#### [GIVEN RECORDS]
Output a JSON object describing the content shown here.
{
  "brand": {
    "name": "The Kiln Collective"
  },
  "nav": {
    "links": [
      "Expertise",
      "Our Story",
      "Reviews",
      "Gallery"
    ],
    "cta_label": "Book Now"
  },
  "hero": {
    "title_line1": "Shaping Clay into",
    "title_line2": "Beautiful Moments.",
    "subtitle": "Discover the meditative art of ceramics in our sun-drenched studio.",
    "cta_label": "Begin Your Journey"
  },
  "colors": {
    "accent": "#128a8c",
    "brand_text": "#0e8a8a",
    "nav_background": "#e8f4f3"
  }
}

#### [TASK PROMPT]
Repeat all the entries exactly as given.

#### [WORKED SOLUTION]
Output a JSON object describing the content shown here.
{
  "brand": {
    "name": "The Kiln Collective"
  },
  "nav": {
    "links": [
      "Expertise",
      "Our Story",
      "Reviews",
      "Gallery"
    ],
    "cta_label": "Book Now"
  },
  "hero": {
    "title_line1": "Shaping Clay into",
    "title_line2": "Beautiful Moments.",
    "subtitle": "Discover the meditative art of ceramics in our sun-drenched studio.",
    "cta_label": "Begin Your Journey"
  },
  "colors": {
    "accent": "#128a8c",
    "brand_text": "#0e8a8a",
    "nav_background": "#e8f4f3"
  }
}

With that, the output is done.